## Provided passage
# Perfect Hashfunctions

Discussion in 'C Programming' started by Johannes Schaub (litb), Nov 13, 2010.

1. ### Johannes Schaub (litb)Guest

I want to learn how to create perfect hash functions for switch statements
over strings. So given

switch(str) {
case str1...
case str2...
...
case strN...
}

I want to create a perfect hash function that gives me an unique integer for
each of those strI, in the range of [0 ... M] (M should preferably be
small).

However, I can't for the life of me find any tutorial or documentation on
how to build up such a function. All I find are statements that I can use a
two-stage hashing system, and use a certain function for the first stage and
then for the second stage finding the function from a set of "universal
hashing functions" by randomly testing whether a given function will be
perfect. This sounds like "let's try randomly, and if there is no function
that works, we are just shit-outta-luck"

I have no idea what an universal hashing function really is about and
whether that is the only way of creating a perfect hash function, too: I
read about CHD, BDZ, BMZ, CHM, BRZ and FCH on the page of cmph, but I've no
clue how they relate to the big picture.

Can anyone shed some light on this, please? Is it really difficult to do a
perfect hashing?

Johannes Schaub (litb), Nov 13, 2010

2. ### GeneGuest

On Nov 12, 10:44 pm, "Johannes Schaub (litb)" <>
wrote:
> I want to learn how to create perfect hash functions for switch statements
> over strings. So given
>
> switch(str) {
>   case str1...
>   case str2...
>   ...
>   case strN...
>
> }
>
> I want to create a perfect hash function that gives me an unique integer for
> each of those strI, in the range of [0 ... M] (M should preferably be
> small).

## Excerpted data
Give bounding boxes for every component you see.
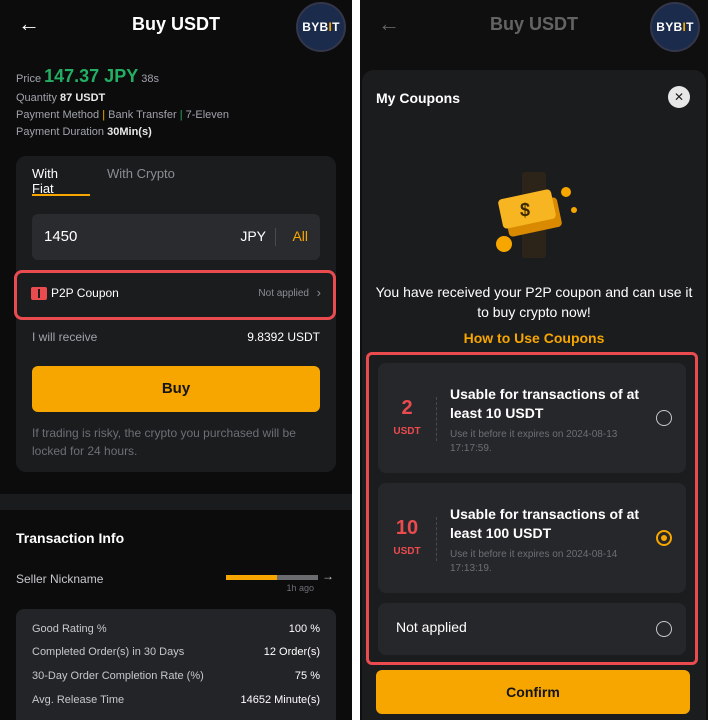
coupon-ticket-icon <box>31 287 47 300</box>
all-button[interactable]: All <box>292 228 308 244</box>
coupon-tickets-illustration: $ <box>496 172 577 258</box>
stat-value: 14652 Minute(s) <box>240 694 321 706</box>
not-applied-radio[interactable] <box>656 621 672 637</box>
payment-marker-2: | <box>179 109 183 121</box>
buy-screen: ← Buy USDT BYBIT Price 147.37 JPY 38s Qu… <box>0 0 352 720</box>
tab-with-fiat[interactable]: With Fiat <box>32 166 58 196</box>
not-applied-label: Not applied <box>396 619 467 635</box>
transaction-info-title: Transaction Info <box>16 530 125 546</box>
coupon-radio[interactable] <box>656 410 672 426</box>
buy-button[interactable]: Buy <box>32 366 320 412</box>
amount-input[interactable]: 1450 JPY All <box>32 214 320 260</box>
coin-icon <box>496 236 512 252</box>
price-line: Price 147.37 JPY 38s <box>16 66 159 87</box>
coupon-amount-unit: USDT <box>393 426 421 437</box>
quantity-label: Quantity <box>16 92 57 104</box>
arrow-right-icon[interactable]: → <box>322 569 334 583</box>
coin-icon <box>571 207 577 213</box>
seller-progress-fill <box>226 575 277 580</box>
logo-text-b: T <box>686 20 694 34</box>
coupon-description: Usable for transactions of at least 100 … <box>450 506 640 541</box>
quantity-line: Quantity 87 USDT <box>16 92 105 104</box>
p2p-coupon-row[interactable]: P2P Coupon Not applied › <box>14 270 336 320</box>
tab-underline <box>32 194 90 196</box>
price-countdown: 38s <box>141 73 160 85</box>
payment-marker-1: | <box>102 109 106 121</box>
stat-value: 100 % <box>288 623 320 635</box>
stat-value: 12 Order(s) <box>263 646 320 658</box>
stat-label: Avg. Release Time <box>32 694 125 706</box>
coupon-amount-number: 10 <box>395 517 419 539</box>
coupon-label: P2P Coupon <box>51 286 119 300</box>
not-applied-option[interactable]: Not applied <box>378 603 686 655</box>
coupon-expiry: Use it before it expires on 2024-08-14 1… <box>450 549 618 574</box>
payment-method-line: Payment Method | Bank Transfer | 7-Eleve… <box>16 109 229 121</box>
seller-nickname-label: Seller Nickname <box>16 572 104 586</box>
seller-progress-bar <box>226 575 318 580</box>
payment-method-1: Bank Transfer <box>108 109 177 121</box>
receive-value: 9.8392 USDT <box>247 330 320 344</box>
dollar-icon: $ <box>520 200 530 220</box>
logo-text-a: BYB <box>302 20 329 34</box>
duration-label: Payment Duration <box>16 126 105 138</box>
coin-icon <box>561 187 571 197</box>
payment-label: Payment Method <box>16 109 100 121</box>
logo-text-a: BYB <box>656 20 683 34</box>
coupon-amount: 10 USDT <box>378 517 436 557</box>
coupons-screen: ← Buy USDT BYBIT My Coupons ✕ $ You have… <box>360 0 708 720</box>
price-value: 147.37 JPY <box>44 66 139 86</box>
duration-line: Payment Duration 30Min(s) <box>16 126 152 138</box>
header: ← Buy USDT BYBIT <box>0 0 352 52</box>
payment-method-2: 7-Eleven <box>185 109 230 121</box>
how-to-use-link[interactable]: How to Use Coupons <box>362 330 706 346</box>
amount-divider <box>275 228 276 246</box>
stat-row: Completed Order(s) in 30 Days 12 Order(s… <box>32 646 320 662</box>
price-label: Price <box>16 73 42 85</box>
confirm-button[interactable]: Confirm <box>376 670 690 714</box>
bybit-logo: BYBIT <box>296 2 346 52</box>
amount-currency: JPY <box>240 228 266 244</box>
receive-label: I will receive <box>32 330 98 344</box>
amount-value[interactable]: 1450 <box>44 228 77 245</box>
stat-row: 30-Day Order Completion Rate (%) 75 % <box>32 670 320 686</box>
coupon-expiry: Use it before it expires on 2024-08-13 1… <box>450 429 618 454</box>
seller-last-seen: 1h ago <box>286 583 314 593</box>
stat-label: 30-Day Order Completion Rate (%) <box>32 670 204 682</box>
bybit-logo: BYBIT <box>650 2 700 52</box>
tab-with-crypto[interactable]: With Crypto <box>107 166 175 181</box>
coupon-message: You have received your P2P coupon and ca… <box>375 284 693 320</box>
section-divider <box>0 494 352 510</box>
stat-value: 75 % <box>294 670 320 682</box>
stat-row: Good Rating % 100 % <box>32 623 320 639</box>
coupon-amount: 2 USDT <box>378 397 436 437</box>
coupon-radio[interactable] <box>656 530 672 546</box>
quantity-value: 87 USDT <box>60 92 106 104</box>
coupon-options-box: 2 USDT Usable for transactions of at lea… <box>366 352 698 665</box>
stats-card: Good Rating % 100 % Completed Order(s) i… <box>16 609 336 720</box>
coupon-amount-number: 2 <box>401 397 413 419</box>
chevron-right-icon: › <box>316 285 321 300</box>
trade-card: With Fiat With Crypto 1450 JPY All P2P C… <box>14 156 336 472</box>
coupon-card[interactable]: 10 USDT Usable for transactions of at le… <box>378 483 686 593</box>
stat-label: Completed Order(s) in 30 Days <box>32 646 185 658</box>
coupon-divider <box>436 397 437 441</box>
logo-text-b: T <box>332 20 340 34</box>
coupon-divider <box>436 517 437 561</box>
coupon-card[interactable]: 2 USDT Usable for transactions of at lea… <box>378 363 686 473</box>
duration-value: 30Min(s) <box>107 126 152 138</box>
close-icon[interactable]: ✕ <box>668 86 690 108</box>
stat-row: Avg. Release Time 14652 Minute(s) <box>32 694 320 710</box>
coupon-status: Not applied <box>258 288 309 299</box>
coupon-description: Usable for transactions of at least 10 U… <box>450 386 640 421</box>
sheet-title: My Coupons <box>376 90 460 106</box>
risk-note: If trading is risky, the crypto you purc… <box>32 426 296 458</box>
coupon-amount-unit: USDT <box>393 546 421 557</box>
stat-label: Good Rating % <box>32 623 107 635</box>
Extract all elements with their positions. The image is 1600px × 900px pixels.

## Required tasks
a - In two sentences, what does the perfect hashing thread say?
b - Does the perfect hashing thread support each of these statements? (i) The discussion was started on Nov 13, 2010. (ii) The first poster says he understands what a universal hashing function is. (iii) The first poster wants M to be as large as possible.
The data above has no connection to the perfect hashing thread.

## Answer set
a - Johannes Schaub asks how to build a perfect hash function that gives each case string in a switch statement over strings a unique integer in a range [0 ... M], with M preferably small. He says he can find no tutorial, only descriptions of a two-stage scheme that randomly tests "universal hashing functions," and he does not know how CHD, BDZ, BMZ, CHM, BRZ and FCH from the cmph page relate to the big picture.

b -
(i) Yes: "started by Johannes Schaub (litb), Nov 13, 2010"
(ii) No: "I have no idea what an universal hashing function really is about"
(iii) No: "M should preferably be small"